▶ _THE REQUEST_: Identify all lines of the data containing the string "vodovodu" and copy them.

▬▬▬▬▬▬

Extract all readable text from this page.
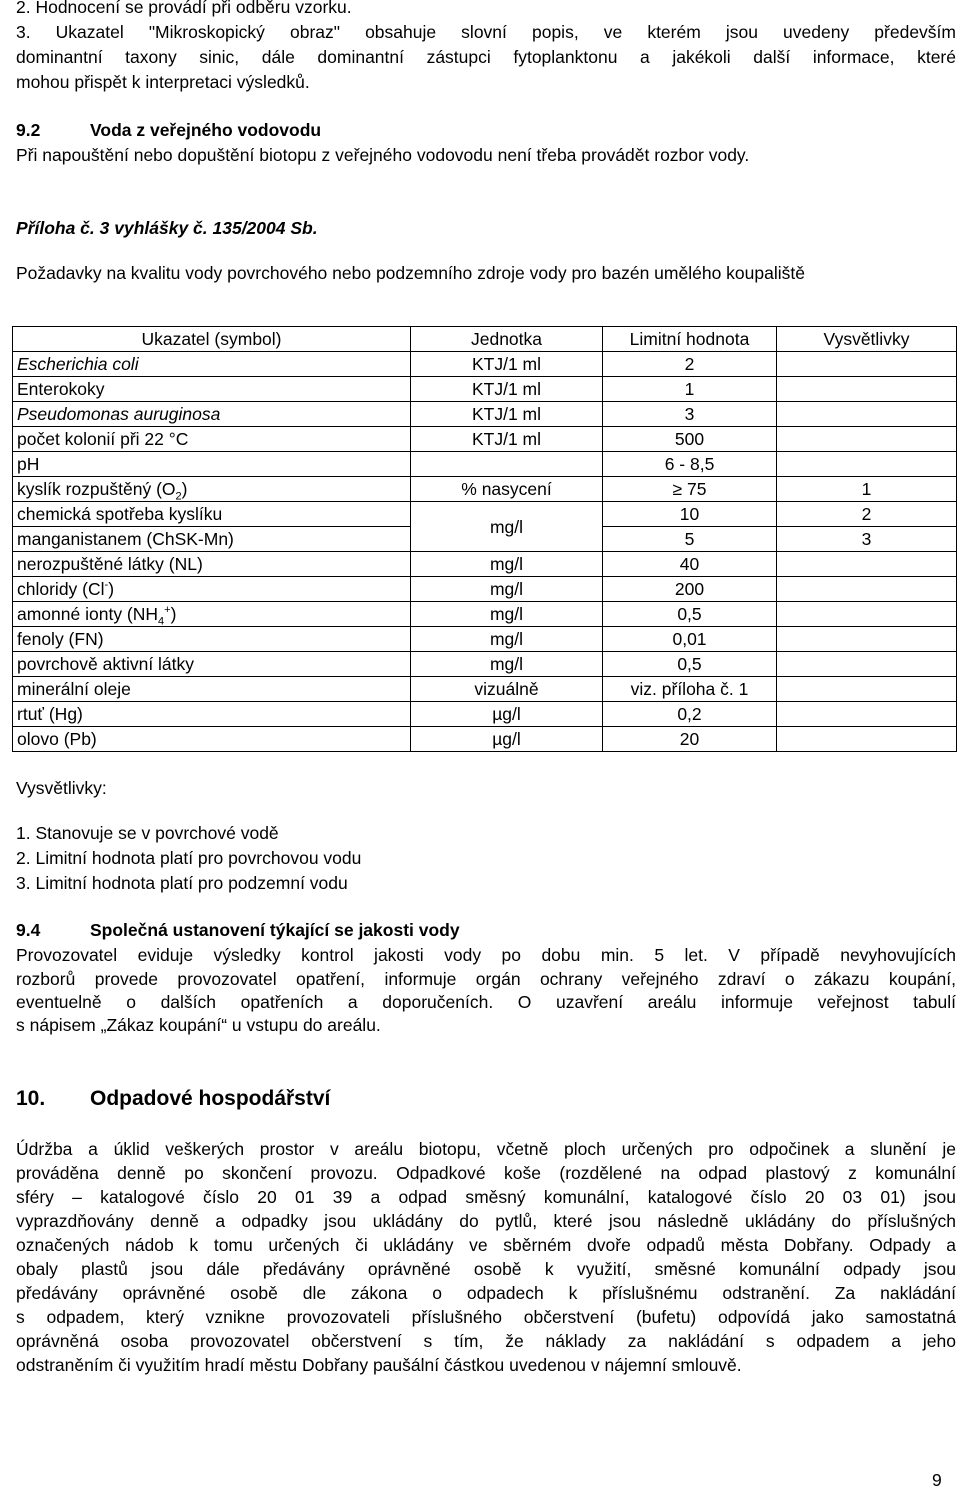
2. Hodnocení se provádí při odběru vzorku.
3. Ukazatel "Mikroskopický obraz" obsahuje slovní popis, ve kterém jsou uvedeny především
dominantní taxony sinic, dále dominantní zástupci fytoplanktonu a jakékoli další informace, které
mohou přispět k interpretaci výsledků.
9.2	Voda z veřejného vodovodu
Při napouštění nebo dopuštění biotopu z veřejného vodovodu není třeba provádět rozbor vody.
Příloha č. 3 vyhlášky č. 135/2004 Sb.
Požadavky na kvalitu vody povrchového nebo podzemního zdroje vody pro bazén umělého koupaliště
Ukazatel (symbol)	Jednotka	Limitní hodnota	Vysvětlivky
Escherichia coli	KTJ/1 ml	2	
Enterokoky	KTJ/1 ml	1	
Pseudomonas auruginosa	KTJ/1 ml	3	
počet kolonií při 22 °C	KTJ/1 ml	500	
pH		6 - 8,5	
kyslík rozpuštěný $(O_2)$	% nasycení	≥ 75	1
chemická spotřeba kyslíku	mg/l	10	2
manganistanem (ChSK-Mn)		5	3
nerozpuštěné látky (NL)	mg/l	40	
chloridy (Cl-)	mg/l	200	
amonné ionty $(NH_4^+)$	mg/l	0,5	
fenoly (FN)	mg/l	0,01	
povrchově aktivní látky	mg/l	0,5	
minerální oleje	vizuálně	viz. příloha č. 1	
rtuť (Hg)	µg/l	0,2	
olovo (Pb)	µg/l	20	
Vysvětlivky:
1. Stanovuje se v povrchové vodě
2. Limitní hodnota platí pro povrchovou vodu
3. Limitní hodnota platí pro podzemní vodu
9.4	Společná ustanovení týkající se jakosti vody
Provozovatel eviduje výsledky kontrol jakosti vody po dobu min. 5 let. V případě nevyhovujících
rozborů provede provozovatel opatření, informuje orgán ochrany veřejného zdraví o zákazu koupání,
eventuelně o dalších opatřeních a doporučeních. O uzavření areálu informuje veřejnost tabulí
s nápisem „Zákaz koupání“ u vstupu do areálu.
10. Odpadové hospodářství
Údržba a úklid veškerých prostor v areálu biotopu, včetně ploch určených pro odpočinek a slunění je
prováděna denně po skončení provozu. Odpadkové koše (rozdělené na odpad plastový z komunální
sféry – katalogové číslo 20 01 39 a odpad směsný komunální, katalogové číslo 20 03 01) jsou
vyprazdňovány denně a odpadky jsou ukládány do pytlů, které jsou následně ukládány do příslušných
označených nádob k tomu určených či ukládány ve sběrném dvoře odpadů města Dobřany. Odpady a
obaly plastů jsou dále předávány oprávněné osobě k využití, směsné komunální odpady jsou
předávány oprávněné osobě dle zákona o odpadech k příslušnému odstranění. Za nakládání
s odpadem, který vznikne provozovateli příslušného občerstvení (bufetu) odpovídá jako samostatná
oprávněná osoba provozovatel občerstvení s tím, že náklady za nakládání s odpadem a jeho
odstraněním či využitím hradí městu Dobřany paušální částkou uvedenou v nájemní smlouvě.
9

▬▬▬▬▬▬

▶ _OUTPUT FOR THIS EXERCISE_:
9.2	Voda z veřejného vodovodu
Při napouštění nebo dopuštění biotopu z veřejného vodovodu není třeba provádět rozbor vody.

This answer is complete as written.